Identify each line below that contains the word "Please", and copy it out.

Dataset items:

--------------------------------------------------

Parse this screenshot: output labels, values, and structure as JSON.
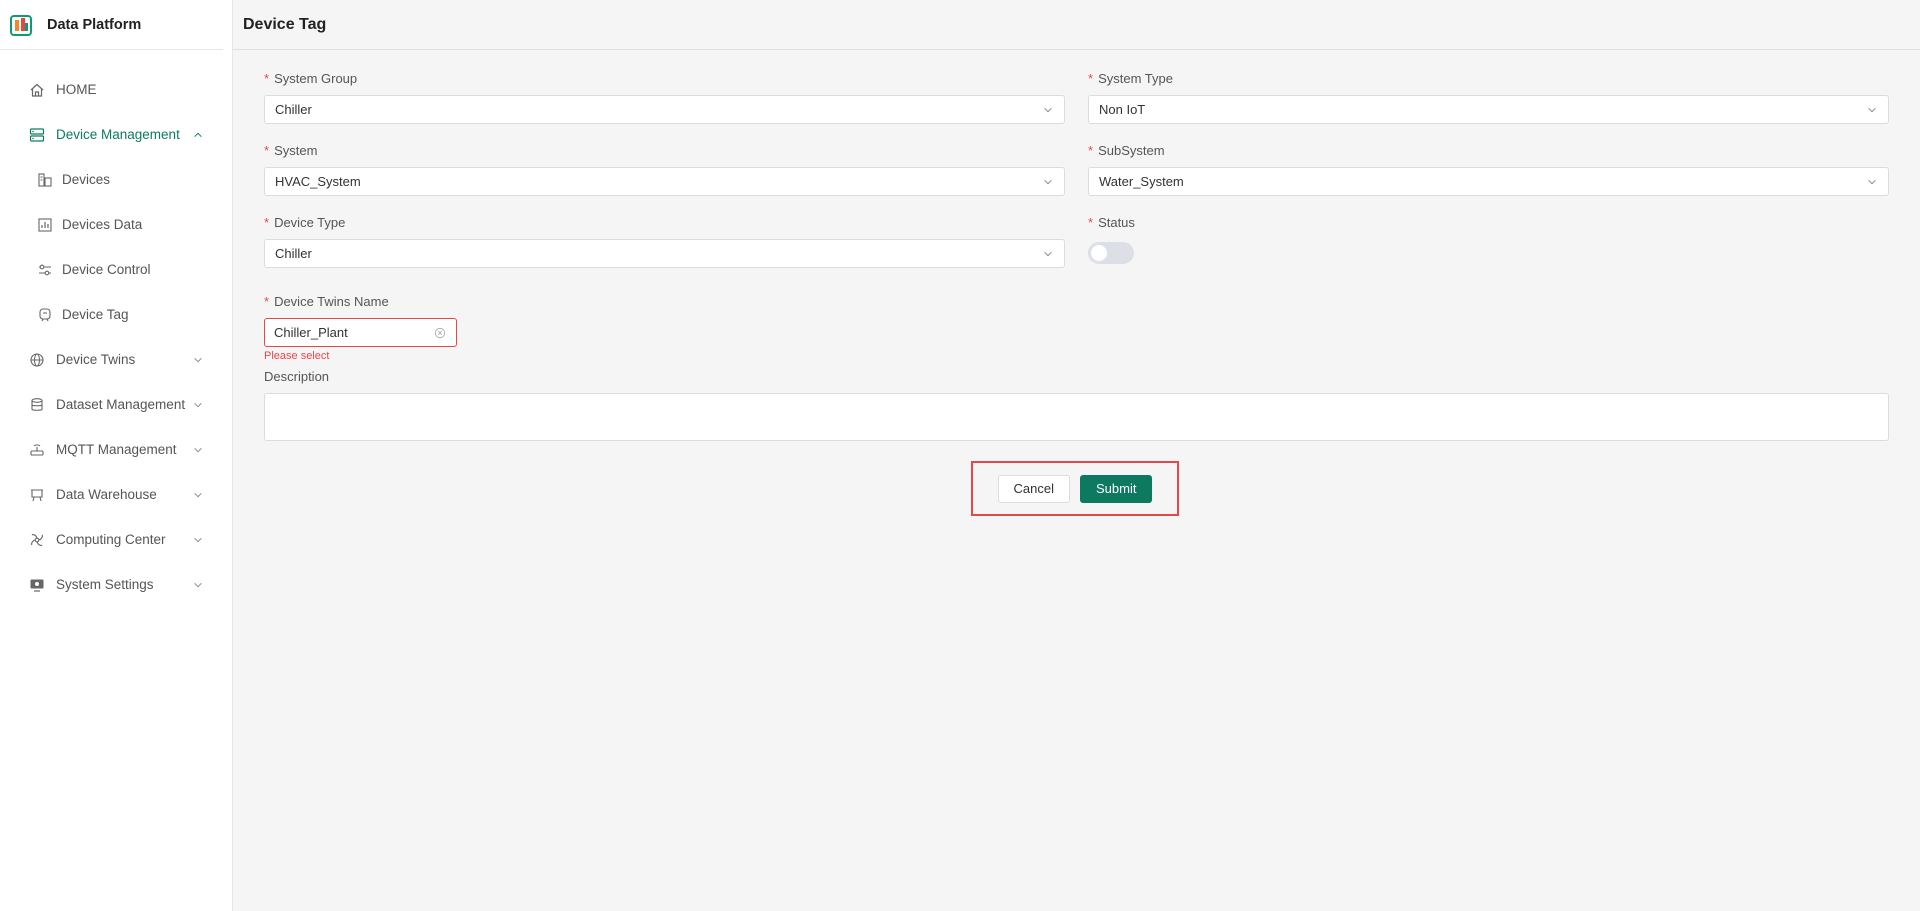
{
  "brand": {
    "title": "Data Platform"
  },
  "sidebar": {
    "items": [
      {
        "label": "HOME",
        "icon": "home-icon"
      },
      {
        "label": "Device Management",
        "icon": "server-icon",
        "expanded": true
      },
      {
        "label": "Devices",
        "icon": "devices-icon"
      },
      {
        "label": "Devices Data",
        "icon": "chart-icon"
      },
      {
        "label": "Device Control",
        "icon": "sliders-icon"
      },
      {
        "label": "Device Tag",
        "icon": "tag-icon"
      },
      {
        "label": "Device Twins",
        "icon": "globe-icon"
      },
      {
        "label": "Dataset Management",
        "icon": "database-icon"
      },
      {
        "label": "MQTT Management",
        "icon": "router-icon"
      },
      {
        "label": "Data Warehouse",
        "icon": "warehouse-icon"
      },
      {
        "label": "Computing Center",
        "icon": "network-icon"
      },
      {
        "label": "System Settings",
        "icon": "monitor-icon"
      }
    ]
  },
  "header": {
    "title": "Device Tag"
  },
  "form": {
    "system_group": {
      "label": "System Group",
      "value": "Chiller"
    },
    "system_type": {
      "label": "System Type",
      "value": "Non IoT"
    },
    "system": {
      "label": "System",
      "value": "HVAC_System"
    },
    "subsystem": {
      "label": "SubSystem",
      "value": "Water_System"
    },
    "device_type": {
      "label": "Device Type",
      "value": "Chiller"
    },
    "status": {
      "label": "Status",
      "enabled": false
    },
    "device_twins_name": {
      "label": "Device Twins Name",
      "value": "Chiller_Plant",
      "error": "Please select"
    },
    "description": {
      "label": "Description",
      "value": ""
    },
    "required_mark": "*"
  },
  "actions": {
    "cancel_label": "Cancel",
    "submit_label": "Submit"
  },
  "colors": {
    "accent": "#0d7a5f",
    "error": "#e8474a"
  }
}
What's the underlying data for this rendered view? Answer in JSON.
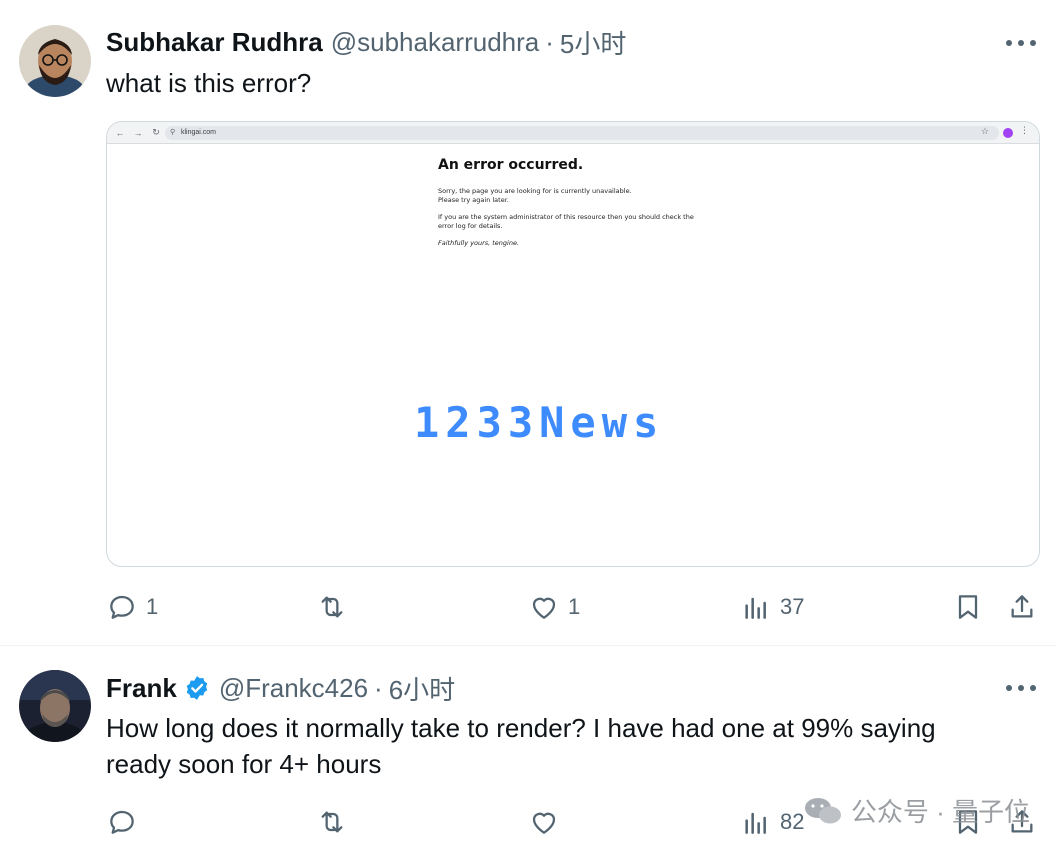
{
  "tweets": [
    {
      "name": "Subhakar Rudhra",
      "handle": "@subhakarrudhra",
      "time": "5小时",
      "text": "what is this error?",
      "media": {
        "url": "klingai.com",
        "error_title": "An error occurred.",
        "line1": "Sorry, the page you are looking for is currently unavailable.",
        "line2": "Please try again later.",
        "line3": "If you are the system administrator of this resource then you should check the",
        "line4": "error log for details.",
        "signature": "Faithfully yours, tengine.",
        "watermark": "1233News"
      },
      "actions": {
        "replies": "1",
        "retweets": "",
        "likes": "1",
        "views": "37"
      }
    },
    {
      "name": "Frank",
      "handle": "@Frankc426",
      "time": "6小时",
      "text": "How long does it normally take to render? I have had one at 99% saying ready soon for 4+ hours",
      "actions": {
        "replies": "",
        "retweets": "",
        "likes": "",
        "views": "82"
      }
    }
  ],
  "footer_watermark": "公众号 · 量子位",
  "colors": {
    "verified": "#1d9bf0",
    "muted": "#536471",
    "watermark": "#3d8bfd"
  },
  "icons": [
    "reply-icon",
    "retweet-icon",
    "like-icon",
    "views-icon",
    "bookmark-icon",
    "share-icon",
    "more-icon",
    "verified-badge-icon"
  ]
}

--------------------------------------------------

*TASK OUTPUT:*
      "error": "Please select"
        "line2": "Please try again later.",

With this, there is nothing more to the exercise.